## Task:
Without the pictures, set down every line of the data exactly.

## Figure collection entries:
===
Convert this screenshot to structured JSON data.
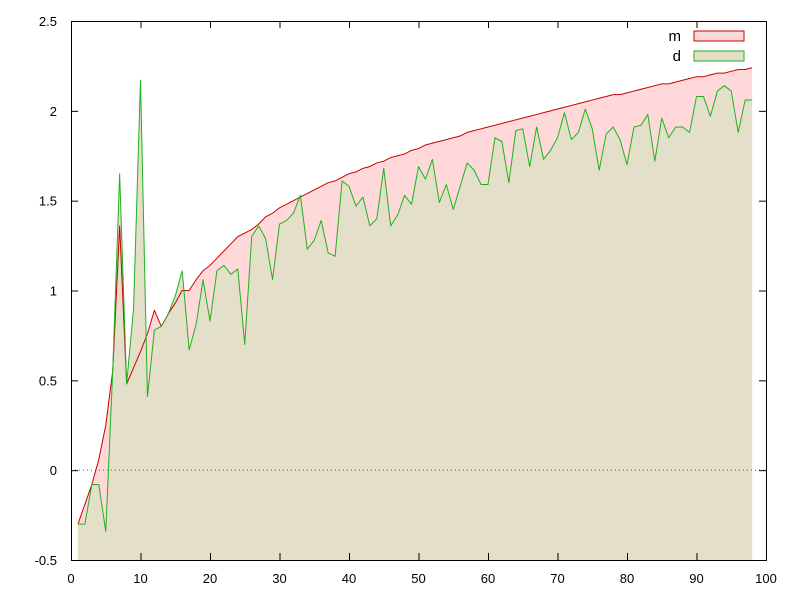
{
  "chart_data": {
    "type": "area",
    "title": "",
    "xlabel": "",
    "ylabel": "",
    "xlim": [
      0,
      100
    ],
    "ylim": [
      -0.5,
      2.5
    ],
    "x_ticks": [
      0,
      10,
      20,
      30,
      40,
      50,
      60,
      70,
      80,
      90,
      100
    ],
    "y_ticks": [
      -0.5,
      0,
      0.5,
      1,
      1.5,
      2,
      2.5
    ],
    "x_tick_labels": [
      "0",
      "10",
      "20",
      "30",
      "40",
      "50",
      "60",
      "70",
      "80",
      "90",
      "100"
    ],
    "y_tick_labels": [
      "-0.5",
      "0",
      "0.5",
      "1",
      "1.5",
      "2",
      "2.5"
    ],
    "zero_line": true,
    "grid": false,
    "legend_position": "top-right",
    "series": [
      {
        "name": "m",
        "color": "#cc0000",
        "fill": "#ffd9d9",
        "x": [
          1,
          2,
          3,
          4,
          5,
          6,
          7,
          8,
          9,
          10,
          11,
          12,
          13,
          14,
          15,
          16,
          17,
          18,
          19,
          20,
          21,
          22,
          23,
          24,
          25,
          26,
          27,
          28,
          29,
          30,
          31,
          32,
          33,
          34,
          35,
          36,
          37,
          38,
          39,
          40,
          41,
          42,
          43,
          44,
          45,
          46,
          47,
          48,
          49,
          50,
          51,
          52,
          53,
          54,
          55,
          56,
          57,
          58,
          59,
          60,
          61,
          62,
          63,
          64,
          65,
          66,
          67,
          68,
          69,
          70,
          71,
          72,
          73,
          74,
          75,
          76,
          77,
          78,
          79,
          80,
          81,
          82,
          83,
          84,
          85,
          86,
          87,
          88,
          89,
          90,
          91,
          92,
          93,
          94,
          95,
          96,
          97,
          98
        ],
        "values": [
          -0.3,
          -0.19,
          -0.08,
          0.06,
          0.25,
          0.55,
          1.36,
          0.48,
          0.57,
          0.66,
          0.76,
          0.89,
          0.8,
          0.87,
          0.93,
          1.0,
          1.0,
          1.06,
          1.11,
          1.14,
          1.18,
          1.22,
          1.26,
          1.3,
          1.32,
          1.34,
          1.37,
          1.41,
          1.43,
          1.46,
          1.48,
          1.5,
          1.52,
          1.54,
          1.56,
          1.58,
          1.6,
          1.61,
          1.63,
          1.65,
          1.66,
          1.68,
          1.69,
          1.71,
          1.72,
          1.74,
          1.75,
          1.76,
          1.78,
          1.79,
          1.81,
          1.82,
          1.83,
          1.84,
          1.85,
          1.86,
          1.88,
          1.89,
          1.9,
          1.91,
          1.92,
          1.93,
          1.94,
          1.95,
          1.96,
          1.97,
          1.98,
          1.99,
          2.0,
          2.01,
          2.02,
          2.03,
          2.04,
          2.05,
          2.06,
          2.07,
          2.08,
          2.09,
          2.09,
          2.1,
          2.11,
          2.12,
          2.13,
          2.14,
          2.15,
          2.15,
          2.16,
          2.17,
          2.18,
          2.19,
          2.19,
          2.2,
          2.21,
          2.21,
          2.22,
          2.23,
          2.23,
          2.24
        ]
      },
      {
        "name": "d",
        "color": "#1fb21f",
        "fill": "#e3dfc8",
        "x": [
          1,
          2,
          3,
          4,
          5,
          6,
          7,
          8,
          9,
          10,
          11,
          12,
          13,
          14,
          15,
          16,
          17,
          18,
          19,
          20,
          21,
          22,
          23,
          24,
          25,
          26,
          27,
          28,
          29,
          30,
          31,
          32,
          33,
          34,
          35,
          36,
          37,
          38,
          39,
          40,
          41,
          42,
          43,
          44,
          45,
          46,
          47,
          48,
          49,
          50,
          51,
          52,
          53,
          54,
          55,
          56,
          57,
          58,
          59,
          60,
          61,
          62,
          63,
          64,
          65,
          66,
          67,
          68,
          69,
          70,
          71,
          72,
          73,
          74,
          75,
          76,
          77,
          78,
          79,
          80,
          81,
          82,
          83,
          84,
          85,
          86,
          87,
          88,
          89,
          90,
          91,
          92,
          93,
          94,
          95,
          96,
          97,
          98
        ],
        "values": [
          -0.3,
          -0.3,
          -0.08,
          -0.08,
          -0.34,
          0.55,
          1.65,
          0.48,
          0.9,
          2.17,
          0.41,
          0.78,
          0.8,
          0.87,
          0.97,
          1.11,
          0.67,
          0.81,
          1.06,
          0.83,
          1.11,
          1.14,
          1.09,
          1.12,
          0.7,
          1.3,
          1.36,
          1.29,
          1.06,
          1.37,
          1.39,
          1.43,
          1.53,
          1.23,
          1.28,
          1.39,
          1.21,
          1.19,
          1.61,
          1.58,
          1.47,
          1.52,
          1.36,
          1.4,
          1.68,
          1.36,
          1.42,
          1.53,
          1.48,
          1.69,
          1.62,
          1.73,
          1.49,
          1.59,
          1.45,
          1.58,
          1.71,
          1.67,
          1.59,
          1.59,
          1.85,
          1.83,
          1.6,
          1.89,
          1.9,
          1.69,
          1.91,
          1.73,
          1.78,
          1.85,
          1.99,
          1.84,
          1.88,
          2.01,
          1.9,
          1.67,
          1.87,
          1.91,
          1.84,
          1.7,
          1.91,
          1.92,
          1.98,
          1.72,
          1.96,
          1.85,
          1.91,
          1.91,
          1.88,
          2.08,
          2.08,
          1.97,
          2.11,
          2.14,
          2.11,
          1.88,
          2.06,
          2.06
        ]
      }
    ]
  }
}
===
## Response to the exercise:
Convert this screenshot to structured JSON data.
{
  "chart_data": {
    "type": "area",
    "title": "",
    "xlabel": "",
    "ylabel": "",
    "xlim": [
      0,
      100
    ],
    "ylim": [
      -0.5,
      2.5
    ],
    "x_ticks": [
      0,
      10,
      20,
      30,
      40,
      50,
      60,
      70,
      80,
      90,
      100
    ],
    "y_ticks": [
      -0.5,
      0,
      0.5,
      1,
      1.5,
      2,
      2.5
    ],
    "x_tick_labels": [
      "0",
      "10",
      "20",
      "30",
      "40",
      "50",
      "60",
      "70",
      "80",
      "90",
      "100"
    ],
    "y_tick_labels": [
      "-0.5",
      "0",
      "0.5",
      "1",
      "1.5",
      "2",
      "2.5"
    ],
    "zero_line": true,
    "grid": false,
    "legend_position": "top-right",
    "series": [
      {
        "name": "m",
        "color": "#cc0000",
        "fill": "#ffd9d9",
        "x": [
          1,
          2,
          3,
          4,
          5,
          6,
          7,
          8,
          9,
          10,
          11,
          12,
          13,
          14,
          15,
          16,
          17,
          18,
          19,
          20,
          21,
          22,
          23,
          24,
          25,
          26,
          27,
          28,
          29,
          30,
          31,
          32,
          33,
          34,
          35,
          36,
          37,
          38,
          39,
          40,
          41,
          42,
          43,
          44,
          45,
          46,
          47,
          48,
          49,
          50,
          51,
          52,
          53,
          54,
          55,
          56,
          57,
          58,
          59,
          60,
          61,
          62,
          63,
          64,
          65,
          66,
          67,
          68,
          69,
          70,
          71,
          72,
          73,
          74,
          75,
          76,
          77,
          78,
          79,
          80,
          81,
          82,
          83,
          84,
          85,
          86,
          87,
          88,
          89,
          90,
          91,
          92,
          93,
          94,
          95,
          96,
          97,
          98
        ],
        "values": [
          -0.3,
          -0.19,
          -0.08,
          0.06,
          0.25,
          0.55,
          1.36,
          0.48,
          0.57,
          0.66,
          0.76,
          0.89,
          0.8,
          0.87,
          0.93,
          1.0,
          1.0,
          1.06,
          1.11,
          1.14,
          1.18,
          1.22,
          1.26,
          1.3,
          1.32,
          1.34,
          1.37,
          1.41,
          1.43,
          1.46,
          1.48,
          1.5,
          1.52,
          1.54,
          1.56,
          1.58,
          1.6,
          1.61,
          1.63,
          1.65,
          1.66,
          1.68,
          1.69,
          1.71,
          1.72,
          1.74,
          1.75,
          1.76,
          1.78,
          1.79,
          1.81,
          1.82,
          1.83,
          1.84,
          1.85,
          1.86,
          1.88,
          1.89,
          1.9,
          1.91,
          1.92,
          1.93,
          1.94,
          1.95,
          1.96,
          1.97,
          1.98,
          1.99,
          2.0,
          2.01,
          2.02,
          2.03,
          2.04,
          2.05,
          2.06,
          2.07,
          2.08,
          2.09,
          2.09,
          2.1,
          2.11,
          2.12,
          2.13,
          2.14,
          2.15,
          2.15,
          2.16,
          2.17,
          2.18,
          2.19,
          2.19,
          2.2,
          2.21,
          2.21,
          2.22,
          2.23,
          2.23,
          2.24
        ]
      },
      {
        "name": "d",
        "color": "#1fb21f",
        "fill": "#e3dfc8",
        "x": [
          1,
          2,
          3,
          4,
          5,
          6,
          7,
          8,
          9,
          10,
          11,
          12,
          13,
          14,
          15,
          16,
          17,
          18,
          19,
          20,
          21,
          22,
          23,
          24,
          25,
          26,
          27,
          28,
          29,
          30,
          31,
          32,
          33,
          34,
          35,
          36,
          37,
          38,
          39,
          40,
          41,
          42,
          43,
          44,
          45,
          46,
          47,
          48,
          49,
          50,
          51,
          52,
          53,
          54,
          55,
          56,
          57,
          58,
          59,
          60,
          61,
          62,
          63,
          64,
          65,
          66,
          67,
          68,
          69,
          70,
          71,
          72,
          73,
          74,
          75,
          76,
          77,
          78,
          79,
          80,
          81,
          82,
          83,
          84,
          85,
          86,
          87,
          88,
          89,
          90,
          91,
          92,
          93,
          94,
          95,
          96,
          97,
          98
        ],
        "values": [
          -0.3,
          -0.3,
          -0.08,
          -0.08,
          -0.34,
          0.55,
          1.65,
          0.48,
          0.9,
          2.17,
          0.41,
          0.78,
          0.8,
          0.87,
          0.97,
          1.11,
          0.67,
          0.81,
          1.06,
          0.83,
          1.11,
          1.14,
          1.09,
          1.12,
          0.7,
          1.3,
          1.36,
          1.29,
          1.06,
          1.37,
          1.39,
          1.43,
          1.53,
          1.23,
          1.28,
          1.39,
          1.21,
          1.19,
          1.61,
          1.58,
          1.47,
          1.52,
          1.36,
          1.4,
          1.68,
          1.36,
          1.42,
          1.53,
          1.48,
          1.69,
          1.62,
          1.73,
          1.49,
          1.59,
          1.45,
          1.58,
          1.71,
          1.67,
          1.59,
          1.59,
          1.85,
          1.83,
          1.6,
          1.89,
          1.9,
          1.69,
          1.91,
          1.73,
          1.78,
          1.85,
          1.99,
          1.84,
          1.88,
          2.01,
          1.9,
          1.67,
          1.87,
          1.91,
          1.84,
          1.7,
          1.91,
          1.92,
          1.98,
          1.72,
          1.96,
          1.85,
          1.91,
          1.91,
          1.88,
          2.08,
          2.08,
          1.97,
          2.11,
          2.14,
          2.11,
          1.88,
          2.06,
          2.06
        ]
      }
    ]
  }
}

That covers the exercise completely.